* _TASK DESCRIPTION_: Look through the data below and return each line where "TradingView" appears.

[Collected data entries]
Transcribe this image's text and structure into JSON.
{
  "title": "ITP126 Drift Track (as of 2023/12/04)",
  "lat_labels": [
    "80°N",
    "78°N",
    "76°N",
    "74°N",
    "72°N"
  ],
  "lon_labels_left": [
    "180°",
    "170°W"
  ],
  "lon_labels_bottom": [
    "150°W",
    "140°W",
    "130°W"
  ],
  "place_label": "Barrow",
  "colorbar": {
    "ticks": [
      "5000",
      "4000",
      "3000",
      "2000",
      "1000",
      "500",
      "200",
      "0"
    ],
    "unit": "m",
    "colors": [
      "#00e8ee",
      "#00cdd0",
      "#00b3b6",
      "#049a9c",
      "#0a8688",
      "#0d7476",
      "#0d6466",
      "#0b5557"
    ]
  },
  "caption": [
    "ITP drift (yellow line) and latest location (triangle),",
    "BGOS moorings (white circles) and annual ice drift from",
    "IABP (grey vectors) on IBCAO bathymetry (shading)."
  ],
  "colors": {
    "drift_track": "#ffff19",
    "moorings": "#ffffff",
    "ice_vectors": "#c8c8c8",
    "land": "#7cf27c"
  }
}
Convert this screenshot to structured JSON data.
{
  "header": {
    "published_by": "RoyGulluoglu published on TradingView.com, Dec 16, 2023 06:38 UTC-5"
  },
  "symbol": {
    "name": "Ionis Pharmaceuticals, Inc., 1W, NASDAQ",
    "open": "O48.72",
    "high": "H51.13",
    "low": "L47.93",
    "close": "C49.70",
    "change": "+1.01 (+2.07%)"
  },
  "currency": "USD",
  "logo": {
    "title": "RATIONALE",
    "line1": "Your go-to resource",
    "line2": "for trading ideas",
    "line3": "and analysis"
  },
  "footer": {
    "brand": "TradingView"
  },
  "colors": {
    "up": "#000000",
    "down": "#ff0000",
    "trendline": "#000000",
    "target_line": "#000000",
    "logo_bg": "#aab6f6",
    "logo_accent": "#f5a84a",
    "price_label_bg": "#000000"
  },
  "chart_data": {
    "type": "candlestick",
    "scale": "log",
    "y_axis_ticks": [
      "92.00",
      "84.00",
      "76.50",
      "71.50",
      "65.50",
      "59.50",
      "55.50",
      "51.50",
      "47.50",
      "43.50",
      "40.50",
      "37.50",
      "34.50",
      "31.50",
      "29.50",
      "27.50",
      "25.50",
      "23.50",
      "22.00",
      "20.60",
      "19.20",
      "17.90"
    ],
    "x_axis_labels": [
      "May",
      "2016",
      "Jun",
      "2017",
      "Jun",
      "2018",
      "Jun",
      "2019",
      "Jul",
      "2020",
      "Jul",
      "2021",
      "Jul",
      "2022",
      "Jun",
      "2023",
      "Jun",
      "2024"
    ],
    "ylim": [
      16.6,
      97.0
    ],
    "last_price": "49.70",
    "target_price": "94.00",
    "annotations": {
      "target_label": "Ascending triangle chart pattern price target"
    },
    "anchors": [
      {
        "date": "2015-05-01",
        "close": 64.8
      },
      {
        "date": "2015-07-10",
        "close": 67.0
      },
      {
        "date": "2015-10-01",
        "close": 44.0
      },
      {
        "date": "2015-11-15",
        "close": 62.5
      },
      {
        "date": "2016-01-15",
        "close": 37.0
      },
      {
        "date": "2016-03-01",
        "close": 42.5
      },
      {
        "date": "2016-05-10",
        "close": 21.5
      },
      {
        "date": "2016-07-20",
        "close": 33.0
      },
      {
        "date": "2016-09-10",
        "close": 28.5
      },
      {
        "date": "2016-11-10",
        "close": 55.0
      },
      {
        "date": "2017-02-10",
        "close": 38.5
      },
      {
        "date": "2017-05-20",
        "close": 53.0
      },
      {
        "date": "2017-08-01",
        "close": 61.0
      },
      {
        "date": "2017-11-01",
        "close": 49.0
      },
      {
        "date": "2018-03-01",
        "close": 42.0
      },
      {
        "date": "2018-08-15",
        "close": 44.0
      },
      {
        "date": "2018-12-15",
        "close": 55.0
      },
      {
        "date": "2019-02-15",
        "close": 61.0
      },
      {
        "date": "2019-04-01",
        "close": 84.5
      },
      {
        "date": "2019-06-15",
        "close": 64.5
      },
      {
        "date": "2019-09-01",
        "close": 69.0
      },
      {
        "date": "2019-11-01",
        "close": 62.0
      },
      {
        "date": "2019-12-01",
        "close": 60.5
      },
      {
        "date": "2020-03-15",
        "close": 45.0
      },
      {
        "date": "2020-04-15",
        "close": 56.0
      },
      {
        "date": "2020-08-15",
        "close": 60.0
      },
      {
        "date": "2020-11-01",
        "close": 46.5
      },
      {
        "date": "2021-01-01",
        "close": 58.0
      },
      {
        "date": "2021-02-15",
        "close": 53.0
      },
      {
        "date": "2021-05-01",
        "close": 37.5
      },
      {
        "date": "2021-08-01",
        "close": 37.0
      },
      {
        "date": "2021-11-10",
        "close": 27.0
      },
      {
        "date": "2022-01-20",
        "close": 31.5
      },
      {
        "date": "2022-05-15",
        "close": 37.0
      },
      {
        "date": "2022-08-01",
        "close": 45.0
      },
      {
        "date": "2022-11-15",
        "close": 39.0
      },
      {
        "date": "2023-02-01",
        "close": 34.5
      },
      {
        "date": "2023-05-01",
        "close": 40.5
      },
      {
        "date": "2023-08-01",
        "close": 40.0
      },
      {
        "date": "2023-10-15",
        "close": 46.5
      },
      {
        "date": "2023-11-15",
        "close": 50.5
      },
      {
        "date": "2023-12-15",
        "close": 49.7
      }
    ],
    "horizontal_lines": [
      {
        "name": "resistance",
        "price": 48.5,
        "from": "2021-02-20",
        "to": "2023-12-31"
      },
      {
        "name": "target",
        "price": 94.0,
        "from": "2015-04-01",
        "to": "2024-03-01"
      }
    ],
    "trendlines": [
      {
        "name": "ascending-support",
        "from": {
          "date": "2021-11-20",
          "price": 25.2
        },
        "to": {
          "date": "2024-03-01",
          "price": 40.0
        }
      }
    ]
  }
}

* _RESULT_:
    "published_by": "RoyGulluoglu published on TradingView.com, Dec 16, 2023 06:38 UTC-5"
    "brand": "TradingView"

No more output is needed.